[Data records]
>> begin

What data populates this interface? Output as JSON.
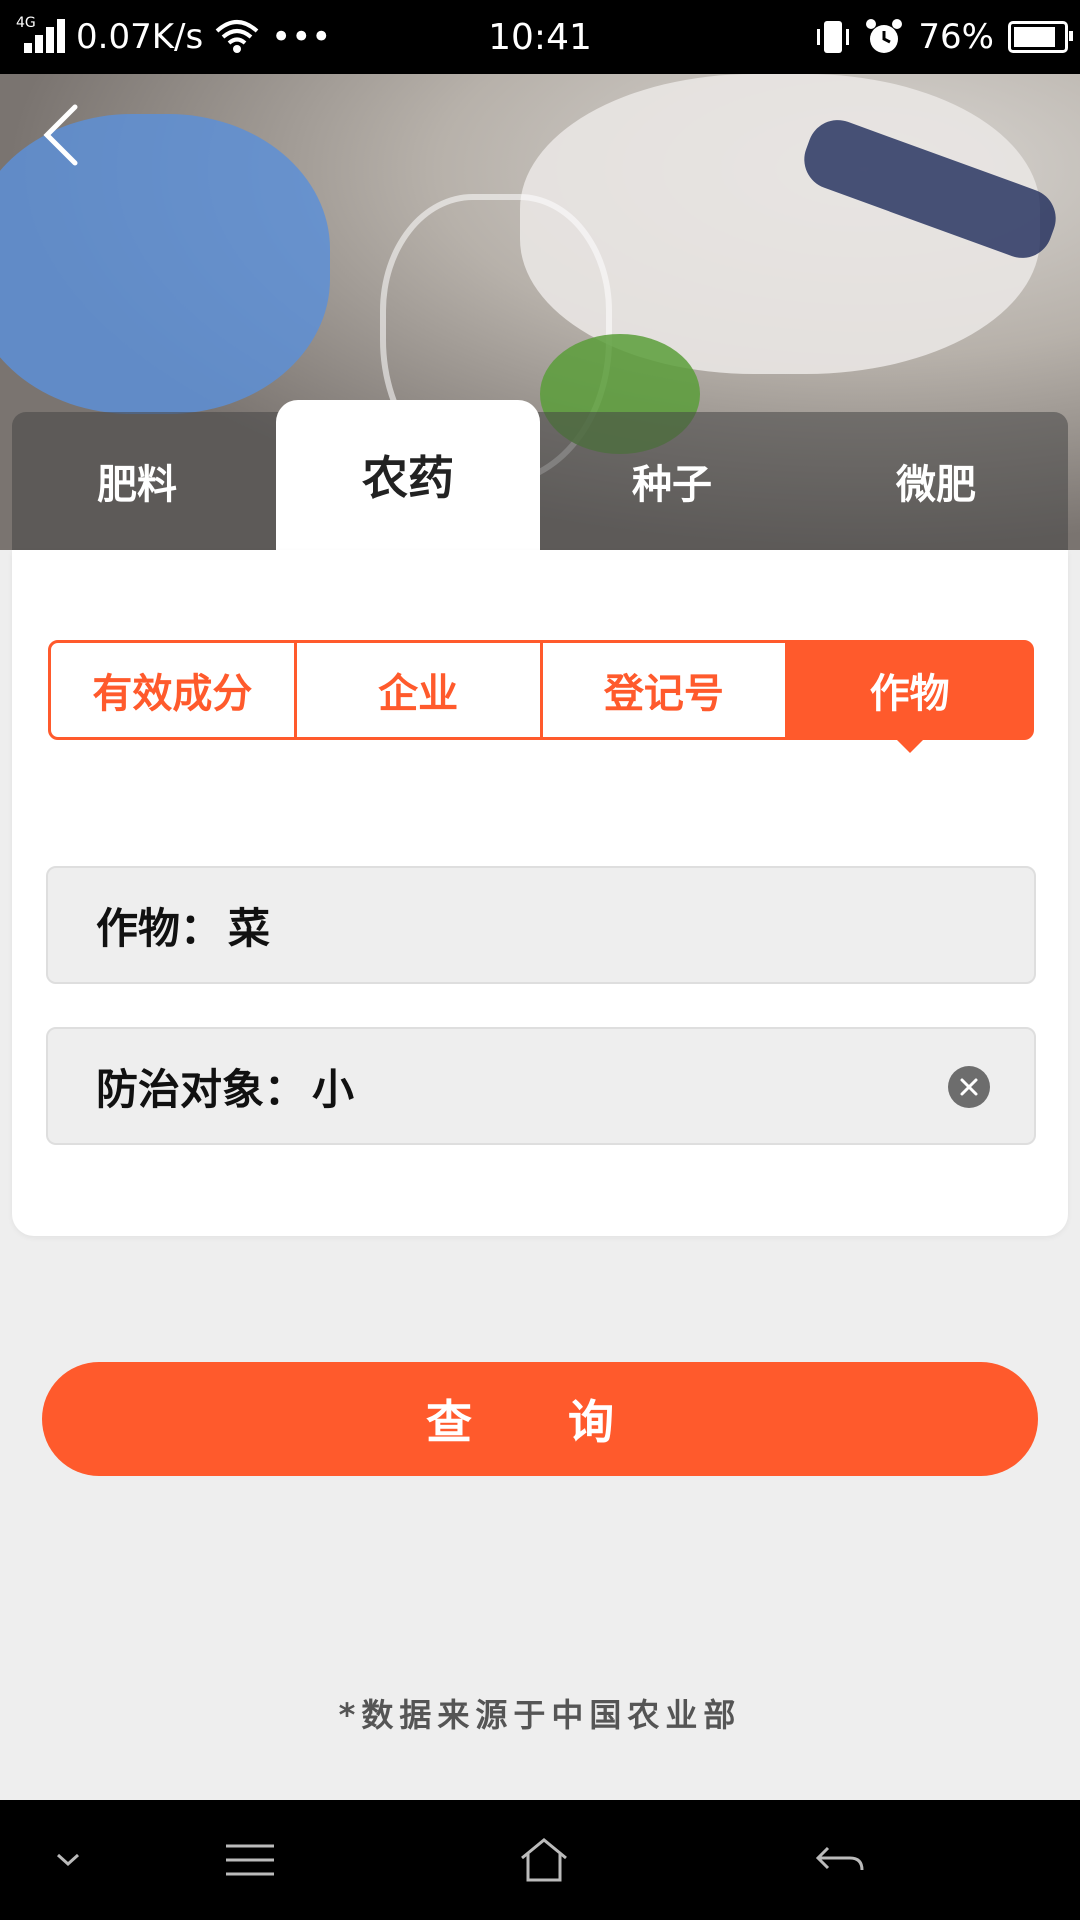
{
  "status_bar": {
    "network_type": "4G",
    "speed": "0.07K/s",
    "more": "•••",
    "time": "10:41",
    "battery": "76%"
  },
  "category_tabs": [
    {
      "label": "肥料"
    },
    {
      "label": "农药"
    },
    {
      "label": "种子"
    },
    {
      "label": "微肥"
    }
  ],
  "category_tabs_active_index": 1,
  "search_type_tabs": [
    {
      "label": "有效成分"
    },
    {
      "label": "企业"
    },
    {
      "label": "登记号"
    },
    {
      "label": "作物"
    }
  ],
  "search_type_active_index": 3,
  "fields": {
    "crop_label": "作物：",
    "crop_value": "菜",
    "target_label": "防治对象：",
    "target_value": "小"
  },
  "query_button": "查 询",
  "footnote": "*数据来源于中国农业部",
  "colors": {
    "accent": "#ff5a2c",
    "background": "#eeeeee"
  }
}
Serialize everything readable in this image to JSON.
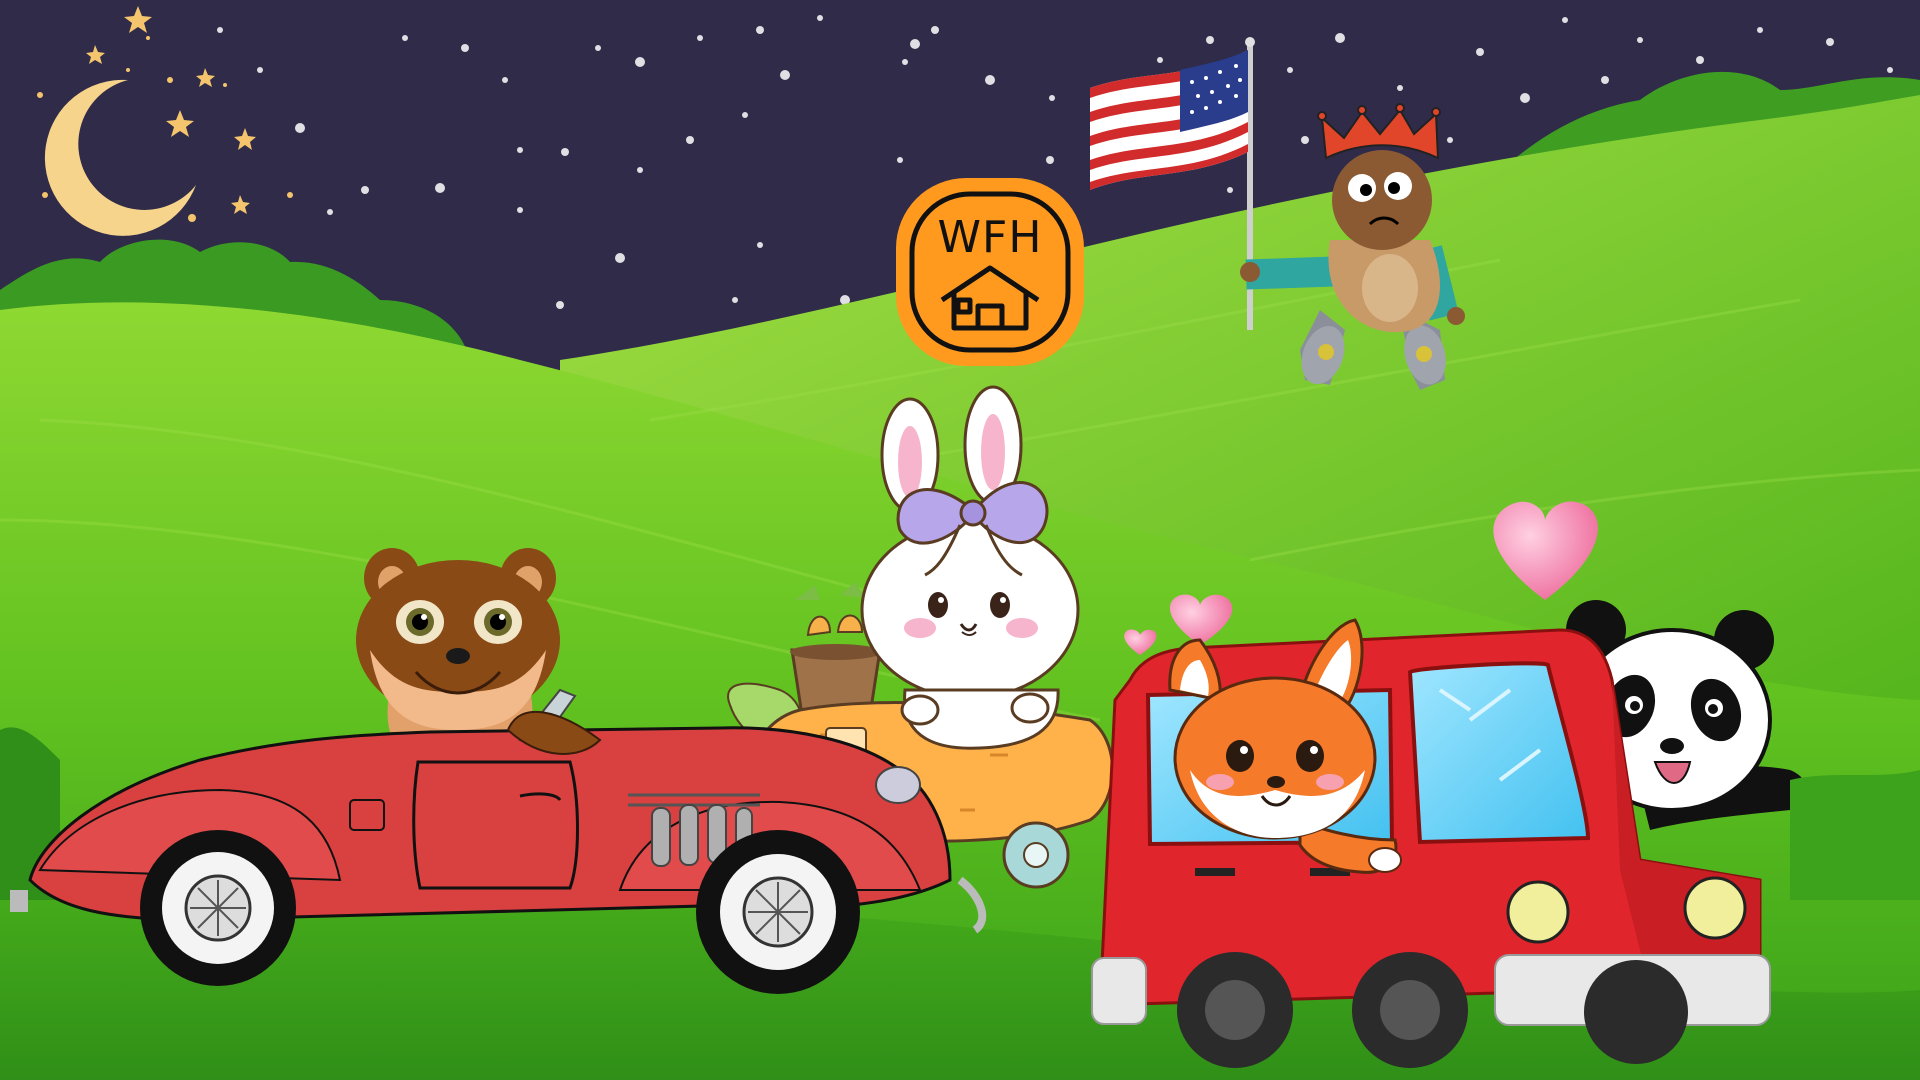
{
  "scene": {
    "wfh_badge": {
      "label": "WFH",
      "icon": "house-icon"
    },
    "colors": {
      "night_sky": "#2f2b49",
      "hill_green": "#5cc21f",
      "bush_green": "#3a9a22",
      "moon": "#f7d48b",
      "red_car": "#d94040",
      "red_van": "#e0262c",
      "badge_orange": "#ff9a1f",
      "heart_pink": "#f07aa6",
      "carrot_orange": "#ffb24a"
    },
    "characters": [
      {
        "name": "raccoon-driver",
        "icon": "raccoon-icon"
      },
      {
        "name": "bunny-in-carrot-car",
        "icon": "bunny-icon"
      },
      {
        "name": "fox-in-van",
        "icon": "fox-icon"
      },
      {
        "name": "panda-waving",
        "icon": "panda-icon"
      },
      {
        "name": "crowned-kid-with-flag",
        "icon": "flag-icon"
      }
    ]
  }
}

>> end

# To do
Reproduce the entries exactly. Do not carry over any picture.

# Response to the exercise
What data populates this interface? Output as JSON.
{
  "status_bar": {
    "network_type": "4G",
    "speed": "0.07K/s",
    "more": "•••",
    "time": "10:41",
    "battery": "76%"
  },
  "category_tabs": [
    {
      "label": "肥料"
    },
    {
      "label": "农药"
    },
    {
      "label": "种子"
    },
    {
      "label": "微肥"
    }
  ],
  "category_tabs_active_index": 1,
  "search_type_tabs": [
    {
      "label": "有效成分"
    },
    {
      "label": "企业"
    },
    {
      "label": "登记号"
    },
    {
      "label": "作物"
    }
  ],
  "search_type_active_index": 3,
  "fields": {
    "crop_label": "作物：",
    "crop_value": "菜",
    "target_label": "防治对象：",
    "target_value": "小"
  },
  "query_button": "查 询",
  "footnote": "*数据来源于中国农业部",
  "colors": {
    "accent": "#ff5a2c",
    "background": "#eeeeee"
  }
}
Serialize everything readable in this image to JSON.
{
  "scene": {
    "wfh_badge": {
      "label": "WFH",
      "icon": "house-icon"
    },
    "colors": {
      "night_sky": "#2f2b49",
      "hill_green": "#5cc21f",
      "bush_green": "#3a9a22",
      "moon": "#f7d48b",
      "red_car": "#d94040",
      "red_van": "#e0262c",
      "badge_orange": "#ff9a1f",
      "heart_pink": "#f07aa6",
      "carrot_orange": "#ffb24a"
    },
    "characters": [
      {
        "name": "raccoon-driver",
        "icon": "raccoon-icon"
      },
      {
        "name": "bunny-in-carrot-car",
        "icon": "bunny-icon"
      },
      {
        "name": "fox-in-van",
        "icon": "fox-icon"
      },
      {
        "name": "panda-waving",
        "icon": "panda-icon"
      },
      {
        "name": "crowned-kid-with-flag",
        "icon": "flag-icon"
      }
    ]
  }
}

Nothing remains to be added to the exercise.